## WHAT IS BEING ASKED
Reproduce the records word for word, from the start of the records through the line containing "The lens 110b is at (407, 440).".

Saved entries
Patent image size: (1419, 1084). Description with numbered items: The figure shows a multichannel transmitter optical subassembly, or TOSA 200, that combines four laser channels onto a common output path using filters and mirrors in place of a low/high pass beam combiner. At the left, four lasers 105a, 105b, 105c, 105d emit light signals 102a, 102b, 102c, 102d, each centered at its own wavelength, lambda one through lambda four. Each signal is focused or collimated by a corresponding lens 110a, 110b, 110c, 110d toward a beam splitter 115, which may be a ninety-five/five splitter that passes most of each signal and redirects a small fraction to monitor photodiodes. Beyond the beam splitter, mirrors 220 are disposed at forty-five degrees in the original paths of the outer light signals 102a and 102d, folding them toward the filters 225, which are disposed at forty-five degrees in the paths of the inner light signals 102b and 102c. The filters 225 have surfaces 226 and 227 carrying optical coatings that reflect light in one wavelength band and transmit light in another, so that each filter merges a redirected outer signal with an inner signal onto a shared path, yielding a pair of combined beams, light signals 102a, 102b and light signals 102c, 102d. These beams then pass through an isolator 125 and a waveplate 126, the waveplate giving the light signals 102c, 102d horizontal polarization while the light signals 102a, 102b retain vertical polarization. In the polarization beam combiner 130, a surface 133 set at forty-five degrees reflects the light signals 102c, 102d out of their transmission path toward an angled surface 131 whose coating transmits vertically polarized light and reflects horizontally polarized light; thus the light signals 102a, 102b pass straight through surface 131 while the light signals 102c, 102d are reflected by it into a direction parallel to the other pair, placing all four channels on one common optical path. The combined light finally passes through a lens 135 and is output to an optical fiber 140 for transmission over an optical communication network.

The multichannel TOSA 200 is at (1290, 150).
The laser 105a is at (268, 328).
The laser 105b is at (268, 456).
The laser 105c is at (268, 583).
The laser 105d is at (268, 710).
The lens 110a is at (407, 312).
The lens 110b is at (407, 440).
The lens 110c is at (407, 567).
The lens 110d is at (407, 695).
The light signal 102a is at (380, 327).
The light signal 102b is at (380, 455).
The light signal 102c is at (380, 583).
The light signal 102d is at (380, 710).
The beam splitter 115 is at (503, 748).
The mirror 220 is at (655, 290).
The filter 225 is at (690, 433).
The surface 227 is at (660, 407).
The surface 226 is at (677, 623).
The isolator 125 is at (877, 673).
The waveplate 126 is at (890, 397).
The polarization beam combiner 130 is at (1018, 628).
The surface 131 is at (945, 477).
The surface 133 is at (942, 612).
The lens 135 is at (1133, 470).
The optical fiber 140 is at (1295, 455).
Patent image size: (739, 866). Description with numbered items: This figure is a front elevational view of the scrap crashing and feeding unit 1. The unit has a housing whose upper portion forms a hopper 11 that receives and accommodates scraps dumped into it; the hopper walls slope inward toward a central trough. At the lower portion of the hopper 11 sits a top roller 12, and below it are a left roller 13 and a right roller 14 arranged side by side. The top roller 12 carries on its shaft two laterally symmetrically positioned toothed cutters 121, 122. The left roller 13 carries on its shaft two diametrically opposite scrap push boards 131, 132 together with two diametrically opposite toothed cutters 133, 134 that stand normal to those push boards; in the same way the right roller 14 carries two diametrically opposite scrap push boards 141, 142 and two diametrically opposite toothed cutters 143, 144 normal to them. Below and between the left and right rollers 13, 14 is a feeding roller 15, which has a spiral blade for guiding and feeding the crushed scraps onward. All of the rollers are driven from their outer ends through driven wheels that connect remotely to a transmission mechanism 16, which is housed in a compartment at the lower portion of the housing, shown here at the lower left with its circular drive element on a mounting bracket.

## RIGHT ANSWER
Patent image size: (1419, 1084). Description with numbered items: The figure shows a multichannel transmitter optical subassembly, or TOSA 200, that combines four laser channels onto a common output path using filters and mirrors in place of a low/high pass beam combiner. At the left, four lasers 105a, 105b, 105c, 105d emit light signals 102a, 102b, 102c, 102d, each centered at its own wavelength, lambda one through lambda four. Each signal is focused or collimated by a corresponding lens 110a, 110b, 110c, 110d toward a beam splitter 115, which may be a ninety-five/five splitter that passes most of each signal and redirects a small fraction to monitor photodiodes. Beyond the beam splitter, mirrors 220 are disposed at forty-five degrees in the original paths of the outer light signals 102a and 102d, folding them toward the filters 225, which are disposed at forty-five degrees in the paths of the inner light signals 102b and 102c. The filters 225 have surfaces 226 and 227 carrying optical coatings that reflect light in one wavelength band and transmit light in another, so that each filter merges a redirected outer signal with an inner signal onto a shared path, yielding a pair of combined beams, light signals 102a, 102b and light signals 102c, 102d. These beams then pass through an isolator 125 and a waveplate 126, the waveplate giving the light signals 102c, 102d horizontal polarization while the light signals 102a, 102b retain vertical polarization. In the polarization beam combiner 130, a surface 133 set at forty-five degrees reflects the light signals 102c, 102d out of their transmission path toward an angled surface 131 whose coating transmits vertically polarized light and reflects horizontally polarized light; thus the light signals 102a, 102b pass straight through surface 131 while the light signals 102c, 102d are reflected by it into a direction parallel to the other pair, placing all four channels on one common optical path. The combined light finally passes through a lens 135 and is output to an optical fiber 140 for transmission over an optical communication network.

The multichannel TOSA 200 is at (1290, 150).
The laser 105a is at (268, 328).
The laser 105b is at (268, 456).
The laser 105c is at (268, 583).
The laser 105d is at (268, 710).
The lens 110a is at (407, 312).
The lens 110b is at (407, 440).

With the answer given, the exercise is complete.